» THE EXERCISE
Where a line in the listing below contains the word "Guest", copy that line.

» EXERCISE MATERIAL

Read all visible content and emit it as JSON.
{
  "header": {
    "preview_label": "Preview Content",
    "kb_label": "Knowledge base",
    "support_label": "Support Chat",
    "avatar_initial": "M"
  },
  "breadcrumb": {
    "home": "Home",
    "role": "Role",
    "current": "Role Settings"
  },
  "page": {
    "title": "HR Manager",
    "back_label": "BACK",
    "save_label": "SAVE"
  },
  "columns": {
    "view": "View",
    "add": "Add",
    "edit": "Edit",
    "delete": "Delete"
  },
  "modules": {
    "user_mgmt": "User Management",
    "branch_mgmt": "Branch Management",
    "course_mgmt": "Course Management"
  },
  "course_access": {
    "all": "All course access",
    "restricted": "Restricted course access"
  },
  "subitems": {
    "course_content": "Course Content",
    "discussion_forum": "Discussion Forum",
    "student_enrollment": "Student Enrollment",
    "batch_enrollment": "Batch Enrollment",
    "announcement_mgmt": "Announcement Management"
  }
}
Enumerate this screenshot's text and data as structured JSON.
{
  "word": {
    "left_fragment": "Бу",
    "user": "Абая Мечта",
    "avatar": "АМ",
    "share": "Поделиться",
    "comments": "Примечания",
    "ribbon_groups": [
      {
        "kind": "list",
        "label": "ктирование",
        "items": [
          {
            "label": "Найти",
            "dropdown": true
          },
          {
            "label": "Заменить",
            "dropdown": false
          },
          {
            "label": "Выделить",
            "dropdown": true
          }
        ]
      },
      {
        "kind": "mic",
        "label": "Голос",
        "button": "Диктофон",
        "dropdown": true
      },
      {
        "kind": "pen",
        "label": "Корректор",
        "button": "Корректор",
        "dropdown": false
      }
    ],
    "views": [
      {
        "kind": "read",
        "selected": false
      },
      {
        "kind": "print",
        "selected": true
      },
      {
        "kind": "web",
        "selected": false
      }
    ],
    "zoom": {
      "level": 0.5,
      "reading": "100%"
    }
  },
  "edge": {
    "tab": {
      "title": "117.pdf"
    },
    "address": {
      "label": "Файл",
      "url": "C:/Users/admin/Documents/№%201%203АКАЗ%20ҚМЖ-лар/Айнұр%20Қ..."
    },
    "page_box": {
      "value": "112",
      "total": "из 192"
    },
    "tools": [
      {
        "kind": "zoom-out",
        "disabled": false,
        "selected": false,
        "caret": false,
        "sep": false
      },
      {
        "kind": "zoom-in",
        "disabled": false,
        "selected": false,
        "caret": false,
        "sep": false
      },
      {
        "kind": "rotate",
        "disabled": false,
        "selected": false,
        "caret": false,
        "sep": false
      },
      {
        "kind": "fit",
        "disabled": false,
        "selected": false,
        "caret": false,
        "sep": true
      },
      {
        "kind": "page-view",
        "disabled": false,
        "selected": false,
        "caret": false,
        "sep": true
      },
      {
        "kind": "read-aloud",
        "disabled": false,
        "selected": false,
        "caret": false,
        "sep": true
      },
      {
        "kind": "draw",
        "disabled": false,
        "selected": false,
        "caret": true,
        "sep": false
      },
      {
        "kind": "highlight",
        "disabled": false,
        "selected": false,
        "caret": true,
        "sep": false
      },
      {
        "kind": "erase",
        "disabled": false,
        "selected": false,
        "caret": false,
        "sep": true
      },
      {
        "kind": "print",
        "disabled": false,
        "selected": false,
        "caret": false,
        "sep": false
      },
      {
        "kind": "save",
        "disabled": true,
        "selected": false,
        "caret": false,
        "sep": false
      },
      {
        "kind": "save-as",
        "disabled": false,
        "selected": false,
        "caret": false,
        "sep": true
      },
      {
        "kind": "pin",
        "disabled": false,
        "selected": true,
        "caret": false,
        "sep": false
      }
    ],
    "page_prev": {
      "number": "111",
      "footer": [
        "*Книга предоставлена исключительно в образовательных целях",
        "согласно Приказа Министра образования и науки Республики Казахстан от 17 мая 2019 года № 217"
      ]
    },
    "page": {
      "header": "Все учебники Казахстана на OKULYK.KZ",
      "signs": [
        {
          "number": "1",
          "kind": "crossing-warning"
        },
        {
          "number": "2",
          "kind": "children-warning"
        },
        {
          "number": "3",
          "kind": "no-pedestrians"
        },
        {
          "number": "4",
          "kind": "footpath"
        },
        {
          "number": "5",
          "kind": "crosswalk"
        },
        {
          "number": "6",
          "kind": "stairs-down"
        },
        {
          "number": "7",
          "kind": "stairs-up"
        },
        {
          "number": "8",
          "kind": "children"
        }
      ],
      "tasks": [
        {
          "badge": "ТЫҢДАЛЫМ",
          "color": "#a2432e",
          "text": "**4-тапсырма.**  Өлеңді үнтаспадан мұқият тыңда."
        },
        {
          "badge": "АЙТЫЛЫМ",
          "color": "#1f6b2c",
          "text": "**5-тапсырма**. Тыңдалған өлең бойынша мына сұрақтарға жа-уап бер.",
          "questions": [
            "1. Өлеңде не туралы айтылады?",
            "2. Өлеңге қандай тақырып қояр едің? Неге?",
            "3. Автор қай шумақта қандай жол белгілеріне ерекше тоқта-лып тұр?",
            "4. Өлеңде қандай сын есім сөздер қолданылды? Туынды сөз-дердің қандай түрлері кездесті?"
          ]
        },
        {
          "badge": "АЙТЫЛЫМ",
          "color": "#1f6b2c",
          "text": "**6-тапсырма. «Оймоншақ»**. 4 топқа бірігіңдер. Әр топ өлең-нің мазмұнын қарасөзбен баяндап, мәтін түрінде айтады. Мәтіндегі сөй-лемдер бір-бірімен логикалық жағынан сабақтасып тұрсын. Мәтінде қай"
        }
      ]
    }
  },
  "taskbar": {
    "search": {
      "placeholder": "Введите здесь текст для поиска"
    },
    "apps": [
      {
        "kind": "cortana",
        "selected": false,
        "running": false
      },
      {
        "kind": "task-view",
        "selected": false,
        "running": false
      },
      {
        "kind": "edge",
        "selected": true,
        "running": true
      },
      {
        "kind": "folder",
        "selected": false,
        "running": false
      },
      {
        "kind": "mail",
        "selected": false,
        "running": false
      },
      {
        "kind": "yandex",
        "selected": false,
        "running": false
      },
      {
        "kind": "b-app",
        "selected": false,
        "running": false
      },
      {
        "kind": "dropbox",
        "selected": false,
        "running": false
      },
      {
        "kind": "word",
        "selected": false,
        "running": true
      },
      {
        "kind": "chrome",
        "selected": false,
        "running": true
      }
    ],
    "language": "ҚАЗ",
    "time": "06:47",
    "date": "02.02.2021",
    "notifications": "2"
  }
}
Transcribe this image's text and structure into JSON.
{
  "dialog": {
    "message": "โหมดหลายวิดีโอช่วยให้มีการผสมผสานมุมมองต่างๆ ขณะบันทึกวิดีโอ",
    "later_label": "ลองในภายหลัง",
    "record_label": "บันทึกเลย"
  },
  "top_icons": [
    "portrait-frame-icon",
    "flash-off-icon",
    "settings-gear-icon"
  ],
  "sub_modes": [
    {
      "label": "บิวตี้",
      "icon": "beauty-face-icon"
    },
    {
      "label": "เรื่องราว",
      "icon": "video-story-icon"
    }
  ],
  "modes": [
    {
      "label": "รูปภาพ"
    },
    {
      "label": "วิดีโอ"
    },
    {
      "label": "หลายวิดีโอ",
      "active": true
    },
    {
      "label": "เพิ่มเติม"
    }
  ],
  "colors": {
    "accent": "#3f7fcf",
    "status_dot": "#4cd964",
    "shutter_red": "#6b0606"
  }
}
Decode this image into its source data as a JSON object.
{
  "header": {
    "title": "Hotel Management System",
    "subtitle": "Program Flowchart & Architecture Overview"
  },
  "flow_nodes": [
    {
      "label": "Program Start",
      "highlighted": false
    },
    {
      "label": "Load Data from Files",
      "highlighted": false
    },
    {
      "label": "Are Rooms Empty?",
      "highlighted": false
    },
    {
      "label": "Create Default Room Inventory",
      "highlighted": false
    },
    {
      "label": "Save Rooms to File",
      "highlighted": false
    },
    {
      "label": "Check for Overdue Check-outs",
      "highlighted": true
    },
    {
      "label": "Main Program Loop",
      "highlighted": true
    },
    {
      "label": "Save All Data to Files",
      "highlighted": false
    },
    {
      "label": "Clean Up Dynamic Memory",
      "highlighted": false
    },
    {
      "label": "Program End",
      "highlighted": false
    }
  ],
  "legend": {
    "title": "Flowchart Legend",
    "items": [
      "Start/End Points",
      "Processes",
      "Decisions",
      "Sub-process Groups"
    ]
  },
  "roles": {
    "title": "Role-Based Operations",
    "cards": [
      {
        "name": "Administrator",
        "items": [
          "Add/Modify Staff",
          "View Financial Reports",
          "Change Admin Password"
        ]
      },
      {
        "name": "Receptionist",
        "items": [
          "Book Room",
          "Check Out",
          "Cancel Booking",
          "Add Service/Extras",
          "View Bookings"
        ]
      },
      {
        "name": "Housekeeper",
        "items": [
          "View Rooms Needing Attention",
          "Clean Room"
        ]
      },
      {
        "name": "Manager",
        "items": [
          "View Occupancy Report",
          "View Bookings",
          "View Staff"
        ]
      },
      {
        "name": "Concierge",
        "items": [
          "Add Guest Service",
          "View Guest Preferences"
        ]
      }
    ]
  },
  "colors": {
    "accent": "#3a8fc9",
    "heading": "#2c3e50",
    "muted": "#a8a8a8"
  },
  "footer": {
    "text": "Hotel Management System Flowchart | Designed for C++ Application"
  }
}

» CORRECT RESULT
          "Add Guest Service",
          "View Guest Preferences"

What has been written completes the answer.